> **TASK DETAILS**
Where a line holds the string "text", return that line.
[RECORDS start]
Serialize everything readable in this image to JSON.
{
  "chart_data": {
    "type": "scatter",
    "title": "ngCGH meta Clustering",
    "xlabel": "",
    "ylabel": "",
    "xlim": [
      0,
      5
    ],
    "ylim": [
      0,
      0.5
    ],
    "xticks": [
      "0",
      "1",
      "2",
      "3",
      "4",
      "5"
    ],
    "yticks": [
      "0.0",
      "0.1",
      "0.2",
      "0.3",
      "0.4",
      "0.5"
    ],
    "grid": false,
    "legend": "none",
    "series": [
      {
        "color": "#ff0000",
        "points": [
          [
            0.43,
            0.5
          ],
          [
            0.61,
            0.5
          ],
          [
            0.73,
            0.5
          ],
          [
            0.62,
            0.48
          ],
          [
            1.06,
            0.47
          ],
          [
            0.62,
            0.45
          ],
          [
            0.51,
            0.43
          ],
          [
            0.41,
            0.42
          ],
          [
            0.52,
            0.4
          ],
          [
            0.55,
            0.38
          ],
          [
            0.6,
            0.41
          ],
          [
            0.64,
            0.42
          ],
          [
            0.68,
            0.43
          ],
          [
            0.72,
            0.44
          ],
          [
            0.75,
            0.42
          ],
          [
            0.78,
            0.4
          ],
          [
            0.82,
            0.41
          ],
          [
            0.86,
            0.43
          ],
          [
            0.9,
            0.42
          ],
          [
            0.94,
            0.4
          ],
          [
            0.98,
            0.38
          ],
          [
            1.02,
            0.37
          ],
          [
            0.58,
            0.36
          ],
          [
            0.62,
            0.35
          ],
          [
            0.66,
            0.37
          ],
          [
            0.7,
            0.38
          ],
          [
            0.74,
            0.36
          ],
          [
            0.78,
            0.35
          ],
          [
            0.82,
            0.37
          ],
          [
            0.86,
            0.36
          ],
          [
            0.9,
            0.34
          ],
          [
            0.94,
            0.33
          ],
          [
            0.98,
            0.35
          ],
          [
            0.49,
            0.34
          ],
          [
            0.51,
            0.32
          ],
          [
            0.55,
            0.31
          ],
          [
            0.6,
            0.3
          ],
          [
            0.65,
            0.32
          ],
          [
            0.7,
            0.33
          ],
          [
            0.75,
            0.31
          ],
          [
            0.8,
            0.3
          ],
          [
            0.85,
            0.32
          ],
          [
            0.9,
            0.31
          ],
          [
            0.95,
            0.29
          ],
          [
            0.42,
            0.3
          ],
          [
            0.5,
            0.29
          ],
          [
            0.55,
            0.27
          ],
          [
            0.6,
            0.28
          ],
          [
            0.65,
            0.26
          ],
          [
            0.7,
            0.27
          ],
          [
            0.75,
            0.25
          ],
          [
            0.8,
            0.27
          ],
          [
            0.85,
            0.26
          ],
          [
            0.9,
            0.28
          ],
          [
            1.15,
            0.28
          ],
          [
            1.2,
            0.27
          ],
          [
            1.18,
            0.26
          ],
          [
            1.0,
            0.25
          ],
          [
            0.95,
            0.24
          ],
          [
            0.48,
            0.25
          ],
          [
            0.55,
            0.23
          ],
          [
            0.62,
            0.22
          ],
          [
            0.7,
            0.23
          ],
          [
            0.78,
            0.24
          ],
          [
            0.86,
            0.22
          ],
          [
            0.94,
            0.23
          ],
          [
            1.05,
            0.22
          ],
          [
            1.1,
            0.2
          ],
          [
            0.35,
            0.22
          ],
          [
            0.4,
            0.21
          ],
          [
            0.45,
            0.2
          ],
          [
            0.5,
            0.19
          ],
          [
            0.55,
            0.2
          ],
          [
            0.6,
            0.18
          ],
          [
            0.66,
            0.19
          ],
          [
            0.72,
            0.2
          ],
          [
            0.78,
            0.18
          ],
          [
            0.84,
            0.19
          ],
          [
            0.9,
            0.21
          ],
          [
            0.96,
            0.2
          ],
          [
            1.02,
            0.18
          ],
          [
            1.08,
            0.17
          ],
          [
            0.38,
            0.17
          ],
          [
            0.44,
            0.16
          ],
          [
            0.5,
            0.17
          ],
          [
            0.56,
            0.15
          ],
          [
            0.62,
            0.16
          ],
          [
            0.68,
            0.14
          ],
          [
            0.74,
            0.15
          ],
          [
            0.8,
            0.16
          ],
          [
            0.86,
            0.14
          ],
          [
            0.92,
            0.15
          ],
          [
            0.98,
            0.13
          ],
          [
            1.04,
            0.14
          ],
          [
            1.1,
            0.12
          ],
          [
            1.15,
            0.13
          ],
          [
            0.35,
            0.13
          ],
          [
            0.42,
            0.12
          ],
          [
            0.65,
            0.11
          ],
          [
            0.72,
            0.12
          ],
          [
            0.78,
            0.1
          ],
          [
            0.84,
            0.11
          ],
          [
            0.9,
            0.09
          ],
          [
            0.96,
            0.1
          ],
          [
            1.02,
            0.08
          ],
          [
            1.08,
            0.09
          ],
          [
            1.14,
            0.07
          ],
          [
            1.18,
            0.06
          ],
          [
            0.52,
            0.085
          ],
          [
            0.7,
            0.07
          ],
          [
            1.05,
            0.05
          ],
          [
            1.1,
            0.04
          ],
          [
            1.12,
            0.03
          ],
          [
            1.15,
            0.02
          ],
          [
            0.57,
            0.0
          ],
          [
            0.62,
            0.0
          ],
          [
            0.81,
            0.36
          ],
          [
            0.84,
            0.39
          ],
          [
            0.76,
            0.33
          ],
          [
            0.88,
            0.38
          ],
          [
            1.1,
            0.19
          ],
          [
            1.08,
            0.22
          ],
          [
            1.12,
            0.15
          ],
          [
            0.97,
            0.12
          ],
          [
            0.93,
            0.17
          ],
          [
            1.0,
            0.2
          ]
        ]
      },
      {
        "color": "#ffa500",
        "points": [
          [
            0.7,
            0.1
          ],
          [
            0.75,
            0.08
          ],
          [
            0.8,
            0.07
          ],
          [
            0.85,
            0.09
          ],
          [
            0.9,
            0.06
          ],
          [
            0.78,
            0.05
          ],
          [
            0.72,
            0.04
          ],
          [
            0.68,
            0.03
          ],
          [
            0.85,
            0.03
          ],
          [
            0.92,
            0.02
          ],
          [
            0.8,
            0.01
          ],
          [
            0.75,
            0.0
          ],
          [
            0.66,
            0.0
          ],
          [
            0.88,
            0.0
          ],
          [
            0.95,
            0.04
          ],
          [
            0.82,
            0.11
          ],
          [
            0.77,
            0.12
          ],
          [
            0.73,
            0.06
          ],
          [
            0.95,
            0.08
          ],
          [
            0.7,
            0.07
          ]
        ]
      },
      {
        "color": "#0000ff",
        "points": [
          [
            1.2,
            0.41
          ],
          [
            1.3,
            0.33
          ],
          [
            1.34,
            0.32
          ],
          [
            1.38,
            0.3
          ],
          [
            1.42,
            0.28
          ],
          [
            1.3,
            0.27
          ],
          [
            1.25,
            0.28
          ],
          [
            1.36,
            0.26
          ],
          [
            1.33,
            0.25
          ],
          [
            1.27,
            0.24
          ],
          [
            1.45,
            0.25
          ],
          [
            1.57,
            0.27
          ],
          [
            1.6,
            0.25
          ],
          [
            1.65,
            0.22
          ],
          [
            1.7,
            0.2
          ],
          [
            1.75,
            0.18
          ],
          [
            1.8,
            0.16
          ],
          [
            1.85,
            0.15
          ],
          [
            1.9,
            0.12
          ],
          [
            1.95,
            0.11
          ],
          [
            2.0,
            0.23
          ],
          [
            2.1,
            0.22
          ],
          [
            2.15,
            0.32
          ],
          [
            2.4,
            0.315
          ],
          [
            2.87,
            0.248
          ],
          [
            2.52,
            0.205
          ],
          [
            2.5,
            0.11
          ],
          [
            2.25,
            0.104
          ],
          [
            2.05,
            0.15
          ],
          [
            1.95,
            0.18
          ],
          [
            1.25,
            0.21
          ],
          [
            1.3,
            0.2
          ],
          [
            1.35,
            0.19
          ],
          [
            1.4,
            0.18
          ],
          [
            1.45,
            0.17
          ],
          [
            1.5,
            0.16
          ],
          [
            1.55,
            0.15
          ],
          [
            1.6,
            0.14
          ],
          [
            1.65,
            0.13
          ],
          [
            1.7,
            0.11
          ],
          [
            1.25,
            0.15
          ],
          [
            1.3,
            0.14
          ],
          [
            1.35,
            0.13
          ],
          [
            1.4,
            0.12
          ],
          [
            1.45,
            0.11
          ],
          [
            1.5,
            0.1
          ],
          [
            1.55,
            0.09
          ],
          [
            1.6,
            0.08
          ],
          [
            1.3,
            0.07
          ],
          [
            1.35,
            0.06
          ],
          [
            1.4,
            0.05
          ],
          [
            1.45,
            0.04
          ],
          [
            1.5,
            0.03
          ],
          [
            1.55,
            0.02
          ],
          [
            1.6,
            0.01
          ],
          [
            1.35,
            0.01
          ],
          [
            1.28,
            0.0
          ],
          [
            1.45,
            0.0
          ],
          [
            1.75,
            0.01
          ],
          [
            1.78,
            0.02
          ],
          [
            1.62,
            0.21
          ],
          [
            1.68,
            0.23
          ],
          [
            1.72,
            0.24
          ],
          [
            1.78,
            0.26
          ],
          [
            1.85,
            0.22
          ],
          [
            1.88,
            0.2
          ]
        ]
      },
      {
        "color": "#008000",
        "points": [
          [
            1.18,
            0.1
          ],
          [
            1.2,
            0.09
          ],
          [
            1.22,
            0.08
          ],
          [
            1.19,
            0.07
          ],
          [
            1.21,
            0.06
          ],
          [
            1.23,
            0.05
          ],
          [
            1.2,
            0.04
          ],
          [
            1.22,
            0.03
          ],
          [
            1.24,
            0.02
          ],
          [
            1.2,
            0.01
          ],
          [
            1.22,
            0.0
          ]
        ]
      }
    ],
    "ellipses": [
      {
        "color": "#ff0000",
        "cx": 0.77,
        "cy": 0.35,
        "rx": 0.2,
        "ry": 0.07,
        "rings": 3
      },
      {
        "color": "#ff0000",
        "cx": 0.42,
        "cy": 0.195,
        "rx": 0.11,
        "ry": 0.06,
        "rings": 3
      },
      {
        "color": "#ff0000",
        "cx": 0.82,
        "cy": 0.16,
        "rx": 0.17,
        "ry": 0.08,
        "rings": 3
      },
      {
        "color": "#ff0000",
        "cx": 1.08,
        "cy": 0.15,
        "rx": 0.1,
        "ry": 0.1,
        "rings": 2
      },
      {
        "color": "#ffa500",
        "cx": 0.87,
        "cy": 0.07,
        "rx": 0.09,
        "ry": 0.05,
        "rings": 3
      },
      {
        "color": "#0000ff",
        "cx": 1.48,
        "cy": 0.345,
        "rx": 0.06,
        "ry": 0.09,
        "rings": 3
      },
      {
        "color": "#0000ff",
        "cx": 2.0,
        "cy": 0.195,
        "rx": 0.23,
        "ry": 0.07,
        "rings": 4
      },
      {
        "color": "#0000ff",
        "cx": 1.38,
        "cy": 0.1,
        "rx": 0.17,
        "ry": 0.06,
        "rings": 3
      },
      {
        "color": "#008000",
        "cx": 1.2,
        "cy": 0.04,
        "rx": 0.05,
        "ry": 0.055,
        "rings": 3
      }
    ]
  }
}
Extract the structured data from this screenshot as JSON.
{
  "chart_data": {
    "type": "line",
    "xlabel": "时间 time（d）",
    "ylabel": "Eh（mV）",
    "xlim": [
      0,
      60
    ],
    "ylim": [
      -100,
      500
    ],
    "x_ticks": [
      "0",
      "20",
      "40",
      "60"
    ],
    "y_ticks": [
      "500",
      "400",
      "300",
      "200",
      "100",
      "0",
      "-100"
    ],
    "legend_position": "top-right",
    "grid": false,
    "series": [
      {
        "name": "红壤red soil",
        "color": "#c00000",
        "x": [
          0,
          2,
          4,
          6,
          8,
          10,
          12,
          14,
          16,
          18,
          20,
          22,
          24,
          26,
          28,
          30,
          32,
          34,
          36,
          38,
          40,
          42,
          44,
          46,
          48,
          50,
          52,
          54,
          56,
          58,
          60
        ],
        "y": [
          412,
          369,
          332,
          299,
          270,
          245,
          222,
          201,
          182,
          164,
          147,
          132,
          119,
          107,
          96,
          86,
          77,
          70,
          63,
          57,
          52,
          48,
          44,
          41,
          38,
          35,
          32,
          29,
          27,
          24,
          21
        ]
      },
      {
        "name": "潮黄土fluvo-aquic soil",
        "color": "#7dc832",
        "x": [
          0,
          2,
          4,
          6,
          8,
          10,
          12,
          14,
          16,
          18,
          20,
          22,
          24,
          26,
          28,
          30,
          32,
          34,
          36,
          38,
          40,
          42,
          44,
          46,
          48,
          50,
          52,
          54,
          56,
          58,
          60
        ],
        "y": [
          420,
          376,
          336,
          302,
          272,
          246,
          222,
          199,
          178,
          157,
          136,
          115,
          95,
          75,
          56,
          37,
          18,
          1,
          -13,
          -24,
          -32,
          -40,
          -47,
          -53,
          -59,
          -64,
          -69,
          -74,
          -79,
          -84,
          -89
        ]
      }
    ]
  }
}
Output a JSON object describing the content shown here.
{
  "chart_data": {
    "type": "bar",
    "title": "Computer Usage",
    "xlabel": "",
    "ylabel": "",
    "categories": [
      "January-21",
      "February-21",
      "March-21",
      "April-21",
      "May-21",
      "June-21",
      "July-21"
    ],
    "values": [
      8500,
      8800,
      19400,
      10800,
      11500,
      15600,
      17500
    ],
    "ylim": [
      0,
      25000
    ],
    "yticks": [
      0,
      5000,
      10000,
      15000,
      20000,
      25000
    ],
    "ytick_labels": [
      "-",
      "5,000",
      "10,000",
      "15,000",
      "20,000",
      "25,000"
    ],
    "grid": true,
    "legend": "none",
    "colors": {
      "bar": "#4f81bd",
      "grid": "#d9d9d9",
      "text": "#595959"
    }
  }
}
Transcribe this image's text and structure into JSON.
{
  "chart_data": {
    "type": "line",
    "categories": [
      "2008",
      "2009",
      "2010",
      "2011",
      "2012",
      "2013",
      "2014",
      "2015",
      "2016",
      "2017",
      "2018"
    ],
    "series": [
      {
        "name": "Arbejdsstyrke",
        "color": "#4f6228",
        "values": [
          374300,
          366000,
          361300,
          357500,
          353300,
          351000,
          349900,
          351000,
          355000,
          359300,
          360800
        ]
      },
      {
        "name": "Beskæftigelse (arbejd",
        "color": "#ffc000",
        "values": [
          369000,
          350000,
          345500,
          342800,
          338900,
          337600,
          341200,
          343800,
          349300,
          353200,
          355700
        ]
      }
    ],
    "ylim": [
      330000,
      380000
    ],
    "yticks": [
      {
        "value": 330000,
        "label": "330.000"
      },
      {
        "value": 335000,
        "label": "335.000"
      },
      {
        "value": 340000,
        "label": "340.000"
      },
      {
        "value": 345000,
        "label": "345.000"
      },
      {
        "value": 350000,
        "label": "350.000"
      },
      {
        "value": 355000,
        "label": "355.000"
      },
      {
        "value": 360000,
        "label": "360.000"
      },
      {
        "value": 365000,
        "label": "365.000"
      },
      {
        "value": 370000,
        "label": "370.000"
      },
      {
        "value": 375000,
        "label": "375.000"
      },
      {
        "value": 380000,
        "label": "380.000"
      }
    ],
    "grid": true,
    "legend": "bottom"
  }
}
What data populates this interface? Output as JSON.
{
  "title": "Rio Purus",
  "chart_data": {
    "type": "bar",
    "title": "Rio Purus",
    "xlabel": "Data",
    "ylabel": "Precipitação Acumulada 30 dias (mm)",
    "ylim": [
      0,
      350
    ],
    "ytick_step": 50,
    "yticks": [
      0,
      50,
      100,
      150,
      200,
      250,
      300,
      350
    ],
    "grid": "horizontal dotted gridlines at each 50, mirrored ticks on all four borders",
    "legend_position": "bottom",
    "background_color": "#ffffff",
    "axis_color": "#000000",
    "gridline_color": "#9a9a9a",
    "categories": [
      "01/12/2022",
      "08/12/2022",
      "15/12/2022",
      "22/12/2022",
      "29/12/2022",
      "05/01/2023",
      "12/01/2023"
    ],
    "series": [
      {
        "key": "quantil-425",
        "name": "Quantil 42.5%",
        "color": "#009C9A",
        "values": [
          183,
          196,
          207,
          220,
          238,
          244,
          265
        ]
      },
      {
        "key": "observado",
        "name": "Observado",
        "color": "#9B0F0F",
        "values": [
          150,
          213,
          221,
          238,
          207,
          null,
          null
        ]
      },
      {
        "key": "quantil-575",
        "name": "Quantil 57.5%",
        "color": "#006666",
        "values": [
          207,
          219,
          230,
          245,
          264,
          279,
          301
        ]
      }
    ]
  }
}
[RECORDS end]
> **WRITTEN RESPONSE**
      "text": "#595959"
Transcribe this image's text and structure into JSON.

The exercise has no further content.